Given instruction =>
Filter the records below and copy every line containing the word "have".

Start of Entries

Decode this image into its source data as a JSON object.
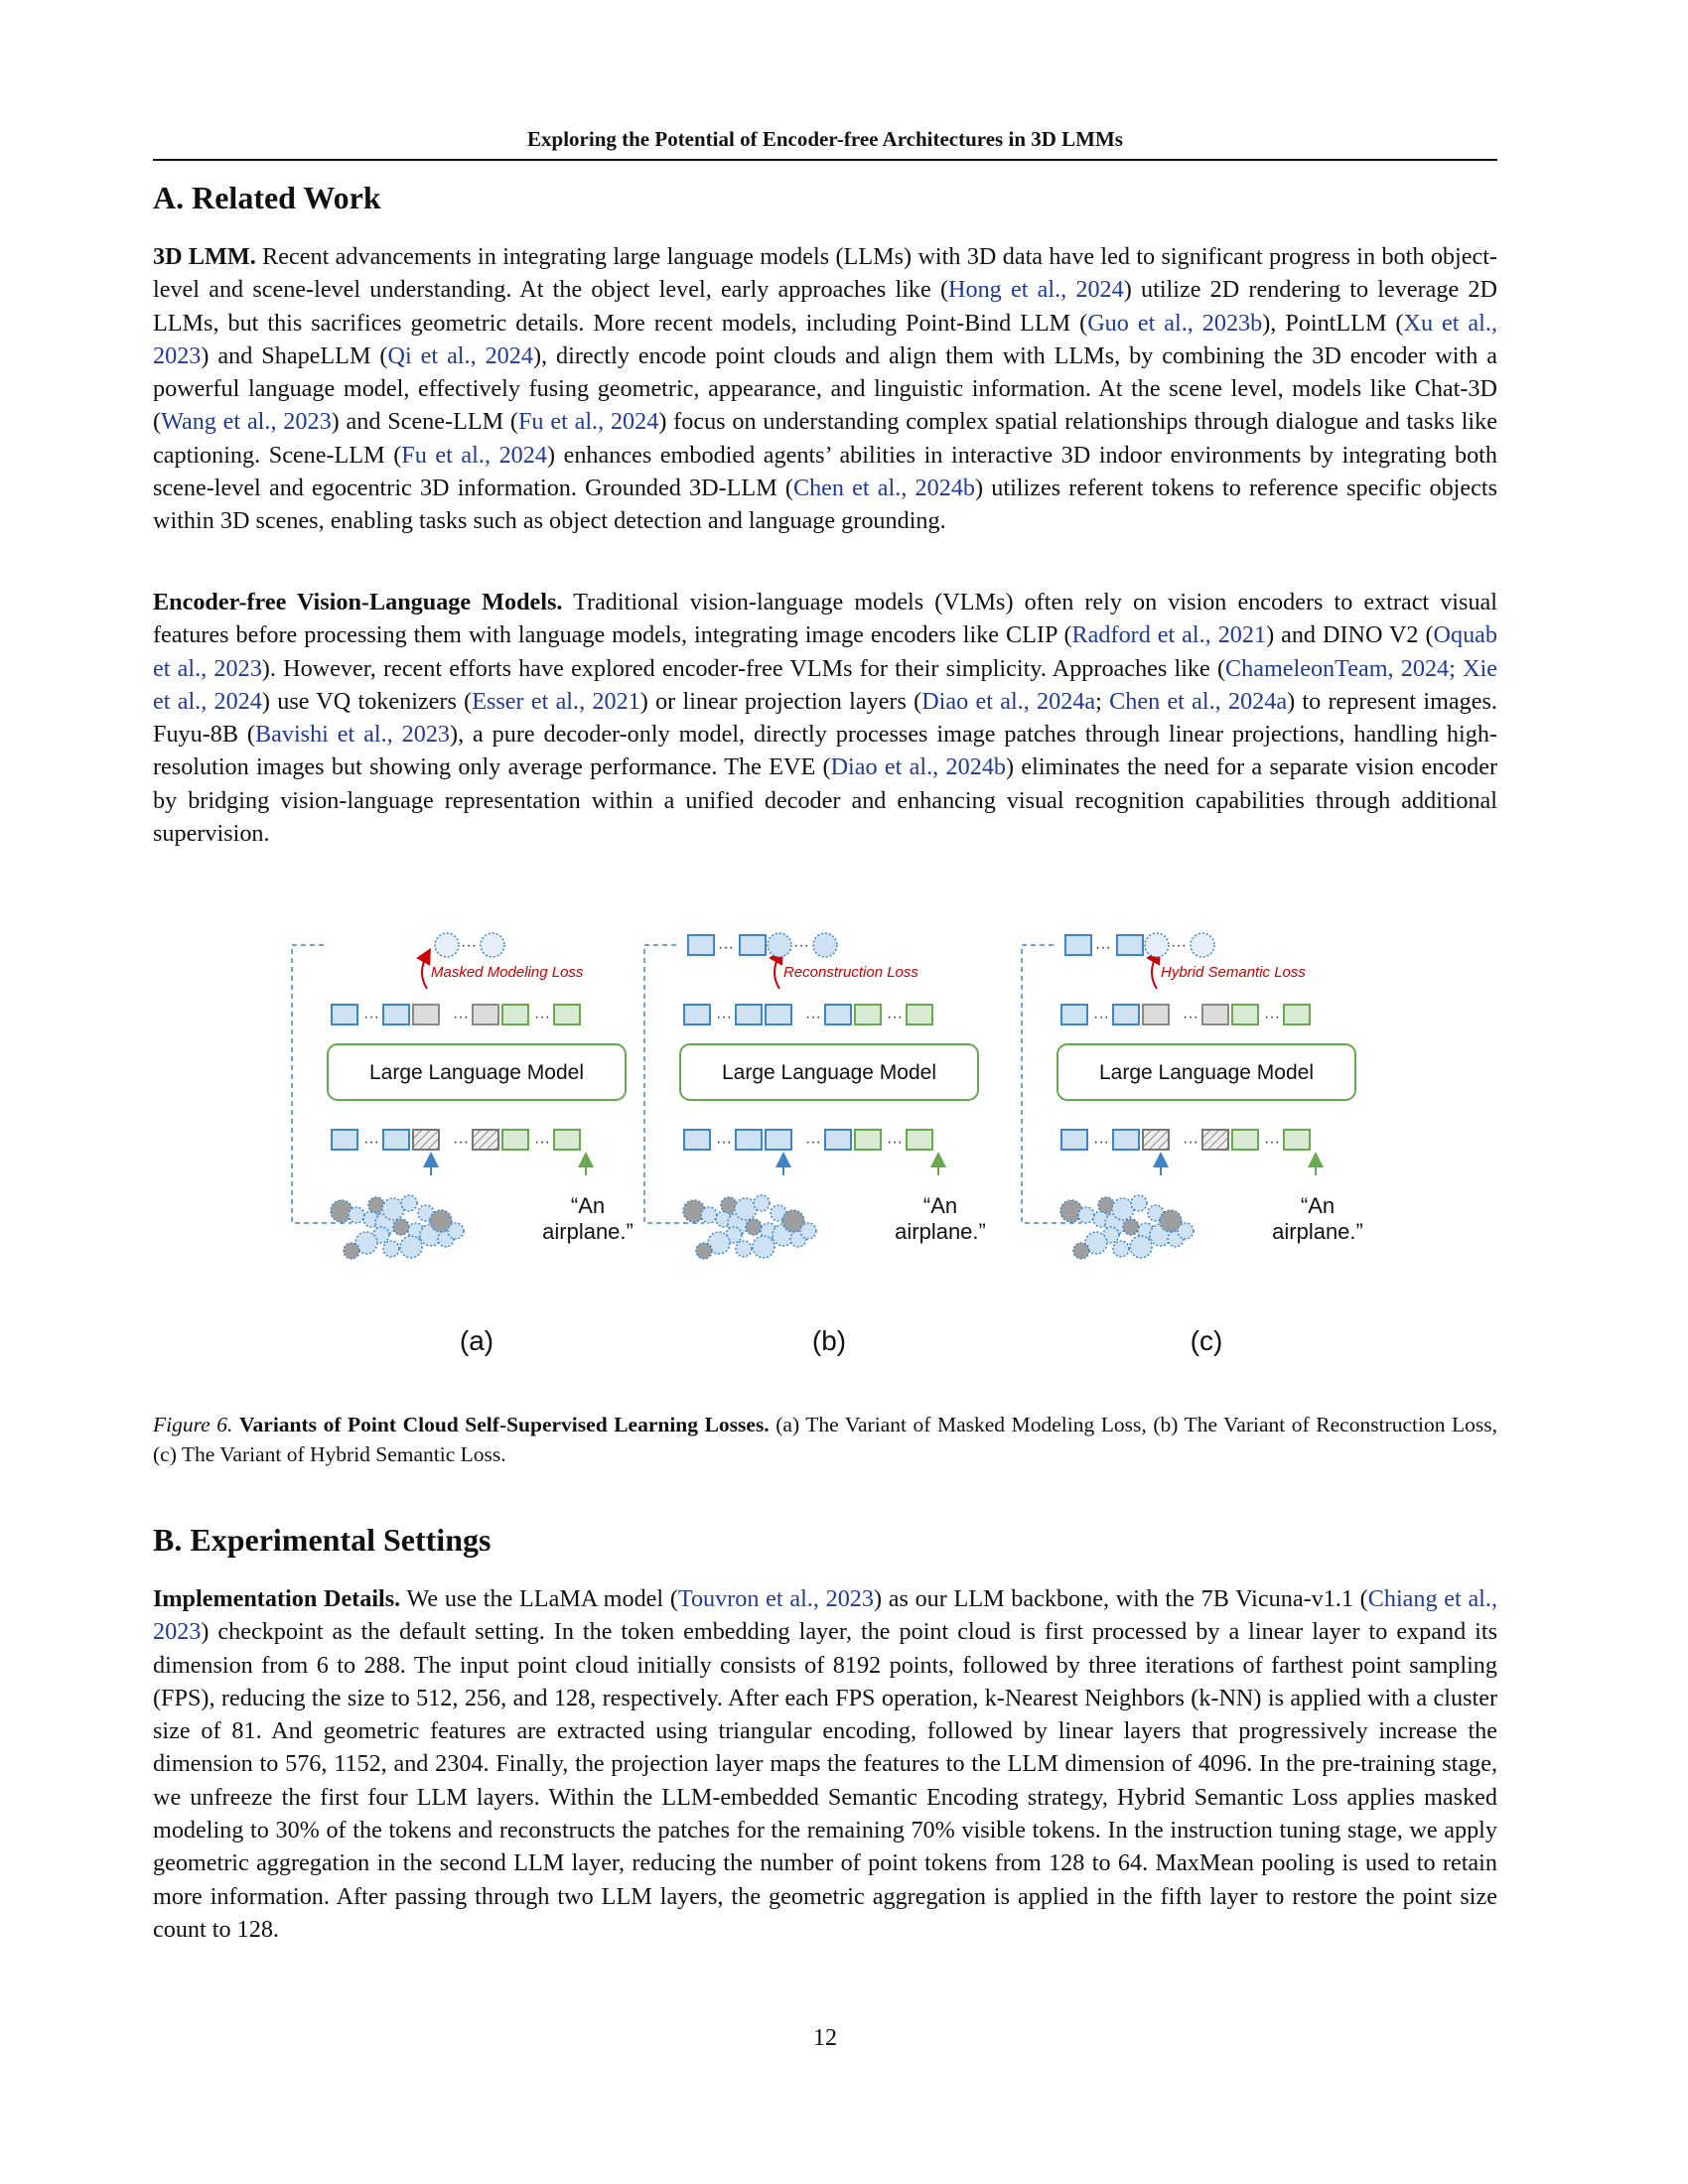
{
  "header": {
    "title": "Exploring the Potential of Encoder-free Architectures in 3D LMMs"
  },
  "section_a": {
    "heading": "A. Related Work",
    "p1_lead": "3D LMM.",
    "p1_segments": [
      {
        "t": " Recent advancements in integrating large language models (LLMs) with 3D data have led to significant progress in both object-level and scene-level understanding. At the object level, early approaches like ("
      },
      {
        "t": "Hong et al., 2024",
        "c": true
      },
      {
        "t": ") utilize 2D rendering to leverage 2D LLMs, but this sacrifices geometric details. More recent models, including Point-Bind LLM ("
      },
      {
        "t": "Guo et al., 2023b",
        "c": true
      },
      {
        "t": "), PointLLM ("
      },
      {
        "t": "Xu et al., 2023",
        "c": true
      },
      {
        "t": ") and ShapeLLM ("
      },
      {
        "t": "Qi et al., 2024",
        "c": true
      },
      {
        "t": "), directly encode point clouds and align them with LLMs, by combining the 3D encoder with a powerful language model, effectively fusing geometric, appearance, and linguistic information. At the scene level, models like Chat-3D ("
      },
      {
        "t": "Wang et al., 2023",
        "c": true
      },
      {
        "t": ") and Scene-LLM ("
      },
      {
        "t": "Fu et al., 2024",
        "c": true
      },
      {
        "t": ") focus on understanding complex spatial relationships through dialogue and tasks like captioning. Scene-LLM ("
      },
      {
        "t": "Fu et al., 2024",
        "c": true
      },
      {
        "t": ") enhances embodied agents’ abilities in interactive 3D indoor environments by integrating both scene-level and egocentric 3D information. Grounded 3D-LLM ("
      },
      {
        "t": "Chen et al., 2024b",
        "c": true
      },
      {
        "t": ") utilizes referent tokens to reference specific objects within 3D scenes, enabling tasks such as object detection and language grounding."
      }
    ],
    "p2_lead": "Encoder-free Vision-Language Models.",
    "p2_segments": [
      {
        "t": " Traditional vision-language models (VLMs) often rely on vision encoders to extract visual features before processing them with language models, integrating image encoders like CLIP ("
      },
      {
        "t": "Radford et al., 2021",
        "c": true
      },
      {
        "t": ") and DINO V2 ("
      },
      {
        "t": "Oquab et al., 2023",
        "c": true
      },
      {
        "t": "). However, recent efforts have explored encoder-free VLMs for their simplicity. Approaches like ("
      },
      {
        "t": "ChameleonTeam, 2024; Xie et al., 2024",
        "c": true
      },
      {
        "t": ") use VQ tokenizers ("
      },
      {
        "t": "Esser et al., 2021",
        "c": true
      },
      {
        "t": ") or linear projection layers ("
      },
      {
        "t": "Diao et al., 2024a",
        "c": true
      },
      {
        "t": "; "
      },
      {
        "t": "Chen et al., 2024a",
        "c": true
      },
      {
        "t": ") to represent images. Fuyu-8B ("
      },
      {
        "t": "Bavishi et al., 2023",
        "c": true
      },
      {
        "t": "), a pure decoder-only model, directly processes image patches through linear projections, handling high-resolution images but showing only average performance. The EVE ("
      },
      {
        "t": "Diao et al., 2024b",
        "c": true
      },
      {
        "t": ") eliminates the need for a separate vision encoder by bridging vision-language representation within a unified decoder and enhancing visual recognition capabilities through additional supervision."
      }
    ]
  },
  "figure": {
    "panels": [
      {
        "label": "(a)",
        "loss": "Masked Modeling Loss",
        "llm": "Large Language Model",
        "text": "“An airplane.”"
      },
      {
        "label": "(b)",
        "loss": "Reconstruction Loss",
        "llm": "Large Language Model",
        "text": "“An airplane.”"
      },
      {
        "label": "(c)",
        "loss": "Hybrid Semantic Loss",
        "llm": "Large Language Model",
        "text": "“An airplane.”"
      }
    ],
    "caption_num": "Figure 6.",
    "caption_title": "Variants of Point Cloud Self-Supervised Learning Losses.",
    "caption_text": " (a) The Variant of Masked Modeling Loss, (b) The Variant of Reconstruction Loss, (c) The Variant of Hybrid Semantic Loss.",
    "colors": {
      "blue_token": "#cfe2f3",
      "blue_stroke": "#3d85c6",
      "green_token": "#d9ead3",
      "green_stroke": "#6aa84f",
      "loss_red": "#cc0000"
    }
  },
  "section_b": {
    "heading": "B. Experimental Settings",
    "p1_lead": "Implementation Details.",
    "p1_segments": [
      {
        "t": " We use the LLaMA model ("
      },
      {
        "t": "Touvron et al., 2023",
        "c": true
      },
      {
        "t": ") as our LLM backbone, with the 7B Vicuna-v1.1 ("
      },
      {
        "t": "Chiang et al., 2023",
        "c": true
      },
      {
        "t": ") checkpoint as the default setting. In the token embedding layer, the point cloud is first processed by a linear layer to expand its dimension from 6 to 288. The input point cloud initially consists of 8192 points, followed by three iterations of farthest point sampling (FPS), reducing the size to 512, 256, and 128, respectively. After each FPS operation, k-Nearest Neighbors (k-NN) is applied with a cluster size of 81. And geometric features are extracted using triangular encoding, followed by linear layers that progressively increase the dimension to 576, 1152, and 2304. Finally, the projection layer maps the features to the LLM dimension of 4096. In the pre-training stage, we unfreeze the first four LLM layers. Within the LLM-embedded Semantic Encoding strategy, Hybrid Semantic Loss applies masked modeling to 30% of the tokens and reconstructs the patches for the remaining 70% visible tokens. In the instruction tuning stage, we apply geometric aggregation in the second LLM layer, reducing the number of point tokens from 128 to 64. MaxMean pooling is used to retain more information. After passing through two LLM layers, the geometric aggregation is applied in the fifth layer to restore the point size count to 128."
      }
    ]
  },
  "page_number": "12"
}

End of Entries

Full answer =>
        "t": " Recent advancements in integrating large language models (LLMs) with 3D data have led to significant progress in both object-level and scene-level understanding. At the object level, early approaches like ("
        "t": "). However, recent efforts have explored encoder-free VLMs for their simplicity. Approaches like ("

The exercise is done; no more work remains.